# Information provided
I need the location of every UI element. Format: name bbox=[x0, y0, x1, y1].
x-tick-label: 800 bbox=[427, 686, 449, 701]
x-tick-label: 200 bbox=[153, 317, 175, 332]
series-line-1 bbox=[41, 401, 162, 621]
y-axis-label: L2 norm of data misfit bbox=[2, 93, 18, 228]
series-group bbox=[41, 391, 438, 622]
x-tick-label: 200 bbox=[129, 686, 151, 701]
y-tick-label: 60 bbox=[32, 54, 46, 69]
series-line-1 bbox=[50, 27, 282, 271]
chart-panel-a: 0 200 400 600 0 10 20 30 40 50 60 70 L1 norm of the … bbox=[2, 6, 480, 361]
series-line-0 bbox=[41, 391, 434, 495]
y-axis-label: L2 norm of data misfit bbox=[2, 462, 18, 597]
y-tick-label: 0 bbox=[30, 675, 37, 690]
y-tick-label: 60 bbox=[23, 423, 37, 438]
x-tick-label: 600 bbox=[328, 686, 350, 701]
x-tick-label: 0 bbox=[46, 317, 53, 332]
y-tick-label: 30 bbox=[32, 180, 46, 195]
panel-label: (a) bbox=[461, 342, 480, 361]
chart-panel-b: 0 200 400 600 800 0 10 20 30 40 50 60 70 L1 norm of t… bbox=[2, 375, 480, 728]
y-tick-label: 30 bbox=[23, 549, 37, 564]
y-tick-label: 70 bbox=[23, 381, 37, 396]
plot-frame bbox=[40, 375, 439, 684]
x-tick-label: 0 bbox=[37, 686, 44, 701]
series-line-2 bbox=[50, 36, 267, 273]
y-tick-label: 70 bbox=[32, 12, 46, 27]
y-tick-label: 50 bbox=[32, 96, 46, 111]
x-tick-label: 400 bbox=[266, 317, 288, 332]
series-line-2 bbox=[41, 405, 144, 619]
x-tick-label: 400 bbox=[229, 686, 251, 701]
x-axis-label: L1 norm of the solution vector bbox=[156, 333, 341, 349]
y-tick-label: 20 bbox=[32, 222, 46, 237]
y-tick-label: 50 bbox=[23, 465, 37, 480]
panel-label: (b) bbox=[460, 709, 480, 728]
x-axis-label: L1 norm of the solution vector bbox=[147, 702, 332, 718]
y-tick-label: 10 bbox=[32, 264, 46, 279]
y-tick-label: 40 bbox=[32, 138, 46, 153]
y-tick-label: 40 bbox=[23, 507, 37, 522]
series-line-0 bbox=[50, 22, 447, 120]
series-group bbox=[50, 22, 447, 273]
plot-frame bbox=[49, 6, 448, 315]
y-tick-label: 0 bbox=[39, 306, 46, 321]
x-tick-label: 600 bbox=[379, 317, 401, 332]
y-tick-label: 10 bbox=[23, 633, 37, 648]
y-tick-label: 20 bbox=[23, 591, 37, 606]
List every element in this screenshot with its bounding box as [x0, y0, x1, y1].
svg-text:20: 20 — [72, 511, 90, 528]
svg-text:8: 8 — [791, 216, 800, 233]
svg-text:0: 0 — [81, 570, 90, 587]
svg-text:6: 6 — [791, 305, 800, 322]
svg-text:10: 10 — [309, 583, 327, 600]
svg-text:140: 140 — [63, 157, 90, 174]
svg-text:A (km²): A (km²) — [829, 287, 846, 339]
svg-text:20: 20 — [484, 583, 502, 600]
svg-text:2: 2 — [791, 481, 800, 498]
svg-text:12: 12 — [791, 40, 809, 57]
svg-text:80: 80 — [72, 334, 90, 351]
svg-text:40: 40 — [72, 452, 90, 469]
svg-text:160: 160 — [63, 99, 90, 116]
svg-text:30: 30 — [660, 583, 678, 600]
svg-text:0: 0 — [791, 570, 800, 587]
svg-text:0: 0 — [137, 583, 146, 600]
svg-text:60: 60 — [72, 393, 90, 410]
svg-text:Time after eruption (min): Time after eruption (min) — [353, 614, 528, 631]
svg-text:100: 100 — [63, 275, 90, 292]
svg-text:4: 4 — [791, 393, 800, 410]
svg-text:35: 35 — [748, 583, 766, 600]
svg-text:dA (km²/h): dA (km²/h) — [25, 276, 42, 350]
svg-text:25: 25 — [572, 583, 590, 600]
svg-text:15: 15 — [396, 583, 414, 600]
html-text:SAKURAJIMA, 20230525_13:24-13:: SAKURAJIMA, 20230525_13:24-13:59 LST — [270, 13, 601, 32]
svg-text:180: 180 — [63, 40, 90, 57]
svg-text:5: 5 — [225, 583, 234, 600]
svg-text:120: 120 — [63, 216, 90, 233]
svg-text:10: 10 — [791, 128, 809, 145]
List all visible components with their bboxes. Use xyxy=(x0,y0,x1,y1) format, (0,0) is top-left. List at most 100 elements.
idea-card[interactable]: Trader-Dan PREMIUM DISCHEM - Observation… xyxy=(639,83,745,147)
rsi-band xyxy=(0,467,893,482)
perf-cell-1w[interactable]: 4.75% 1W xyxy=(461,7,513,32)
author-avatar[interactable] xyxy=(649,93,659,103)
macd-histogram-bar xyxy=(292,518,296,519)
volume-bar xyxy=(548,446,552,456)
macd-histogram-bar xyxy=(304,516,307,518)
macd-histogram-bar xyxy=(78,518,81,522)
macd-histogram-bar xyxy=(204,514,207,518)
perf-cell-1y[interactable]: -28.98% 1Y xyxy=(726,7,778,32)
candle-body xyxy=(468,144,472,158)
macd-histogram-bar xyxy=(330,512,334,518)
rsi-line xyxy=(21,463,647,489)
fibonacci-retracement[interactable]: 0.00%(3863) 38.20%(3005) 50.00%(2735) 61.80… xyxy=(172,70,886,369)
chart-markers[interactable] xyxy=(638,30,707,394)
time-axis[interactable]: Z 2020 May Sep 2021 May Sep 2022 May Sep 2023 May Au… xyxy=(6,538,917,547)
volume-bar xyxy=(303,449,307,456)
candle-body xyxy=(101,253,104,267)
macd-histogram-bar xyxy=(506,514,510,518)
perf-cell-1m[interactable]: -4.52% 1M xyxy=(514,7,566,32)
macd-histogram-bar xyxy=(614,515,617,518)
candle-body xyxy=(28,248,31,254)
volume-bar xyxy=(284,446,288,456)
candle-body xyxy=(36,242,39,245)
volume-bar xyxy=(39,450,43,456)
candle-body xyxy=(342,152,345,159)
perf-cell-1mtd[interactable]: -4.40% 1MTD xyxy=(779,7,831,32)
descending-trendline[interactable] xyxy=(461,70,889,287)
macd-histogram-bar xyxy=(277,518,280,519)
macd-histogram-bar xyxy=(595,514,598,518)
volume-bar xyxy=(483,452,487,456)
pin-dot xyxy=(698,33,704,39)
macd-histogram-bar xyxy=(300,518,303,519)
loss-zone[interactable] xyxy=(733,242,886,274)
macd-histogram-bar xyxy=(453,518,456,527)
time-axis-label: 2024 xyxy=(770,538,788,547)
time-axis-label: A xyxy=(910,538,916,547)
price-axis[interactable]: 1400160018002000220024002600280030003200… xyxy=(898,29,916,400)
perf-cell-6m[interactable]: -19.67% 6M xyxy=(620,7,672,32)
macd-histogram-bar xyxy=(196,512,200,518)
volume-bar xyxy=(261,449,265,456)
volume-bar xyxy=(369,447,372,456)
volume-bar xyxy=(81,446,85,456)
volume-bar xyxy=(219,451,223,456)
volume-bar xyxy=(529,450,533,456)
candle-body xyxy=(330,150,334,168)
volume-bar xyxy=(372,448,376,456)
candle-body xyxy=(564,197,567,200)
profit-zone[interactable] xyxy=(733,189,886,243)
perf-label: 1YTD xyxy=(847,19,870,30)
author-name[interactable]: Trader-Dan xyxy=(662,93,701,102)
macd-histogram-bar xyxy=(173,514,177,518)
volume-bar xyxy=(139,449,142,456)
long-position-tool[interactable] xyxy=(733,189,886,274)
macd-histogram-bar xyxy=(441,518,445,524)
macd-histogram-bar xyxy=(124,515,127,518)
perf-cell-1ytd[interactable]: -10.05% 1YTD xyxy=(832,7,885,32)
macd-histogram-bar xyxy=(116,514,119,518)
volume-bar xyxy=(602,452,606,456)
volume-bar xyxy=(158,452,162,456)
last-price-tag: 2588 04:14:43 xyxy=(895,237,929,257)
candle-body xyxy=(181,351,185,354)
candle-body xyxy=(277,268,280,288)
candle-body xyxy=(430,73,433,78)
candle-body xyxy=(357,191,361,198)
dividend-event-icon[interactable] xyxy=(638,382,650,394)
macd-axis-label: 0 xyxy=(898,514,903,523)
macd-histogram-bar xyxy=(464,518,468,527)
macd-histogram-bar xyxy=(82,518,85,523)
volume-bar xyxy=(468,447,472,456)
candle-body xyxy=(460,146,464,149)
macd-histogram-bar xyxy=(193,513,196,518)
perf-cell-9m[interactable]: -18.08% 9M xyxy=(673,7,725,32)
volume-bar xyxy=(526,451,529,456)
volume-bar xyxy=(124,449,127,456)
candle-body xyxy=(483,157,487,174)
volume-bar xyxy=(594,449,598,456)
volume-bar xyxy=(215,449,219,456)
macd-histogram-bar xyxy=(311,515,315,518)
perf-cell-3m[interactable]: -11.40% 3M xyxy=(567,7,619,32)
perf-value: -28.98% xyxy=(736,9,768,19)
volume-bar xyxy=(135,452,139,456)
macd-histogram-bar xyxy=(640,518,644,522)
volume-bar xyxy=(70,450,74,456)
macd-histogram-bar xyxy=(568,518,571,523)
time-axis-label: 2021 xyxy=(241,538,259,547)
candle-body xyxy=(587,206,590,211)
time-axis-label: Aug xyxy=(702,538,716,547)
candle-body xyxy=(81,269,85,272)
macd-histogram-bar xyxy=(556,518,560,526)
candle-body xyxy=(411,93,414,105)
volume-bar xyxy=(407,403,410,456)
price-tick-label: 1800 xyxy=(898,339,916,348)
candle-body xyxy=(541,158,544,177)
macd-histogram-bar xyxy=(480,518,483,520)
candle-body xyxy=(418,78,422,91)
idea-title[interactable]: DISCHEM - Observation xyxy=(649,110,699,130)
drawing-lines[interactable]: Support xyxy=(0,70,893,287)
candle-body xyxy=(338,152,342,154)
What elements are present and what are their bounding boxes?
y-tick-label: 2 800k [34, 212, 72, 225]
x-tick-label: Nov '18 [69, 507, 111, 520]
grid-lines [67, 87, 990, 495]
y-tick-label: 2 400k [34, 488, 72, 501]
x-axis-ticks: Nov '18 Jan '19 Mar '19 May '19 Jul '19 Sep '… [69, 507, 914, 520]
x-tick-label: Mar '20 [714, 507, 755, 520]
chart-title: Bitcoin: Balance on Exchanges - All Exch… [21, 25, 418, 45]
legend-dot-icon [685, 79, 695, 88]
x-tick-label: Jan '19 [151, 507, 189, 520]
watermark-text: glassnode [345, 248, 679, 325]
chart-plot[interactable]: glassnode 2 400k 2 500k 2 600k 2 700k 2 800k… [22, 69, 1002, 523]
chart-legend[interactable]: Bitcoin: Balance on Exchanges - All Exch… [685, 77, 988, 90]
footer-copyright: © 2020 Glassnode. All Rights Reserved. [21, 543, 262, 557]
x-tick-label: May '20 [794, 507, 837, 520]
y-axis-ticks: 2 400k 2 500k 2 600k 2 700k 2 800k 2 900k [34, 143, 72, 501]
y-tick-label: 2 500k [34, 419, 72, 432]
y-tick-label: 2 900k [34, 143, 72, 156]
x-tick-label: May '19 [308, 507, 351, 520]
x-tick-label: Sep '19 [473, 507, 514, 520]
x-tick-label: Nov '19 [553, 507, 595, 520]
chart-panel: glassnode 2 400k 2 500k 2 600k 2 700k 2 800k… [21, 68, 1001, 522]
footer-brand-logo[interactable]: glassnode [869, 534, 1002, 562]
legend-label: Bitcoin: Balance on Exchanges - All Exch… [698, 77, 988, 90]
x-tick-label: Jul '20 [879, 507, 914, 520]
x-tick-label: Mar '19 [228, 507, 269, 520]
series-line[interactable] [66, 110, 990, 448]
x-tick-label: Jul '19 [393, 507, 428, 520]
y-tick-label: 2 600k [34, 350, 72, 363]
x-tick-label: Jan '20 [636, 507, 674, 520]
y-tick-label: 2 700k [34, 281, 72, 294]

# The task
Copy the material from its first line through the line containing "x-tick-label: 0 bbox=[46, 317, 53, 332]", putting "x-axis-tick" in place of every "x-tick-label" and leaving everything else untouched.

# Final result
I need the location of every UI element. Format: name bbox=[x0, y0, x1, y1].
x-axis-tick: 800 bbox=[427, 686, 449, 701]
x-axis-tick: 200 bbox=[153, 317, 175, 332]
series-line-1 bbox=[41, 401, 162, 621]
y-axis-label: L2 norm of data misfit bbox=[2, 93, 18, 228]
series-group bbox=[41, 391, 438, 622]
x-axis-tick: 200 bbox=[129, 686, 151, 701]
y-tick-label: 60 bbox=[32, 54, 46, 69]
series-line-1 bbox=[50, 27, 282, 271]
chart-panel-a: 0 200 400 600 0 10 20 30 40 50 60 70 L1 norm of the … bbox=[2, 6, 480, 361]
series-line-0 bbox=[41, 391, 434, 495]
y-axis-label: L2 norm of data misfit bbox=[2, 462, 18, 597]
y-tick-label: 0 bbox=[30, 675, 37, 690]
y-tick-label: 60 bbox=[23, 423, 37, 438]
x-axis-tick: 600 bbox=[328, 686, 350, 701]
x-axis-tick: 0 bbox=[46, 317, 53, 332]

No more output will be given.